▸ **WRITTEN INSTRUCTION**
Each line that includes the string "ylabel" counts once; give the total and nothing else.

▸ **DATA PROVIDED**
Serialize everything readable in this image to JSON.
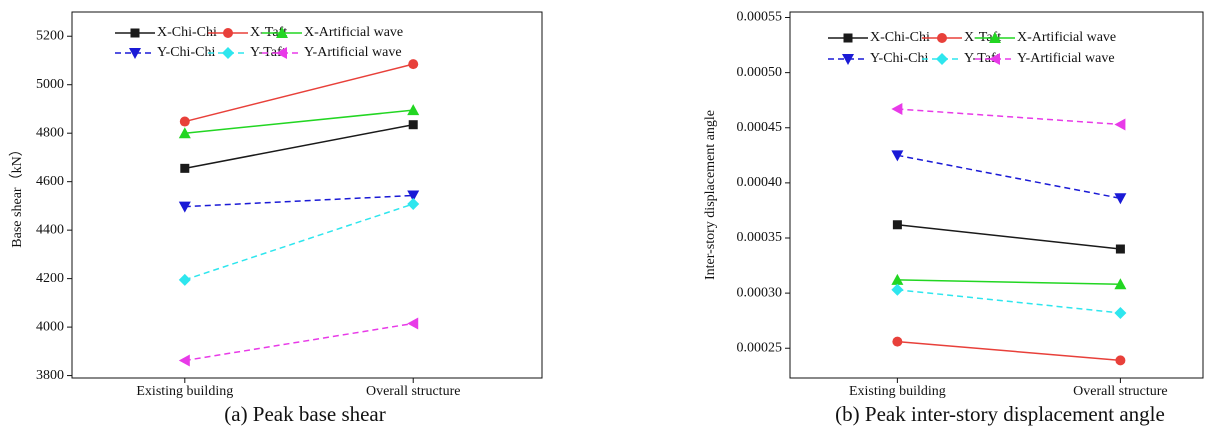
{
  "chart_data": [
    {
      "type": "line",
      "caption": "(a) Peak base shear",
      "ylabel": "Base shear（kN）",
      "categories": [
        "Existing building",
        "Overall structure"
      ],
      "ylim": [
        3790,
        5300
      ],
      "yticks": [
        3800,
        4000,
        4200,
        4400,
        4600,
        4800,
        5000,
        5200
      ],
      "series": [
        {
          "name": "X-Chi-Chi",
          "color": "#1a1a1a",
          "marker": "square",
          "dashed": false,
          "values": [
            4655,
            4835
          ]
        },
        {
          "name": "X-Taft",
          "color": "#e8403a",
          "marker": "circle",
          "dashed": false,
          "values": [
            4848,
            5085
          ]
        },
        {
          "name": "X-Artificial wave",
          "color": "#22d622",
          "marker": "triangle-up",
          "dashed": false,
          "values": [
            4800,
            4895
          ]
        },
        {
          "name": "Y-Chi-Chi",
          "color": "#1a1ad6",
          "marker": "triangle-down",
          "dashed": true,
          "values": [
            4497,
            4543
          ]
        },
        {
          "name": "Y-Taft",
          "color": "#2ee6ee",
          "marker": "diamond",
          "dashed": true,
          "values": [
            4195,
            4508
          ]
        },
        {
          "name": "Y-Artificial wave",
          "color": "#e83ae8",
          "marker": "triangle-left",
          "dashed": true,
          "values": [
            3862,
            4015
          ]
        }
      ]
    },
    {
      "type": "line",
      "caption": "(b) Peak inter-story displacement angle",
      "ylabel": "Inter-story displacement angle",
      "categories": [
        "Existing building",
        "Overall structure"
      ],
      "ylim": [
        0.000223,
        0.000555
      ],
      "yticks": [
        0.00025,
        {
          "value": 0.0003,
          "label": "0.00030"
        },
        0.00035,
        {
          "value": 0.0004,
          "label": "0.00040"
        },
        0.00045,
        {
          "value": 0.0005,
          "label": "0.00050"
        },
        0.00055
      ],
      "series": [
        {
          "name": "X-Chi-Chi",
          "color": "#1a1a1a",
          "marker": "square",
          "dashed": false,
          "values": [
            0.000362,
            0.00034
          ]
        },
        {
          "name": "X-Taft",
          "color": "#e8403a",
          "marker": "circle",
          "dashed": false,
          "values": [
            0.000256,
            0.000239
          ]
        },
        {
          "name": "X-Artificial wave",
          "color": "#22d622",
          "marker": "triangle-up",
          "dashed": false,
          "values": [
            0.000312,
            0.000308
          ]
        },
        {
          "name": "Y-Chi-Chi",
          "color": "#1a1ad6",
          "marker": "triangle-down",
          "dashed": true,
          "values": [
            0.000425,
            0.000386
          ]
        },
        {
          "name": "Y-Taft",
          "color": "#2ee6ee",
          "marker": "diamond",
          "dashed": true,
          "values": [
            0.000303,
            0.000282
          ]
        },
        {
          "name": "Y-Artificial wave",
          "color": "#e83ae8",
          "marker": "triangle-left",
          "dashed": true,
          "values": [
            0.000467,
            0.000453
          ]
        }
      ]
    }
  ]
}
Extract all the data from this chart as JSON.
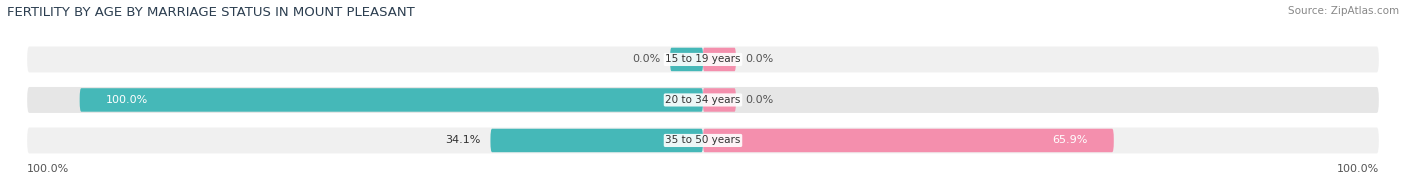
{
  "title": "FERTILITY BY AGE BY MARRIAGE STATUS IN MOUNT PLEASANT",
  "source": "Source: ZipAtlas.com",
  "categories": [
    "15 to 19 years",
    "20 to 34 years",
    "35 to 50 years"
  ],
  "married_values": [
    0.0,
    100.0,
    34.1
  ],
  "unmarried_values": [
    0.0,
    0.0,
    65.9
  ],
  "married_color": "#45b8b8",
  "unmarried_color": "#f48fad",
  "row_bg_color_odd": "#f0f0f0",
  "row_bg_color_even": "#e6e6e6",
  "title_fontsize": 9.5,
  "source_fontsize": 7.5,
  "label_fontsize": 8,
  "category_label_fontsize": 7.5,
  "axis_label_left": "100.0%",
  "axis_label_right": "100.0%",
  "bar_height": 0.58,
  "small_bar_size": 5.0
}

▸ **SOLUTION TO THIS TASK**
2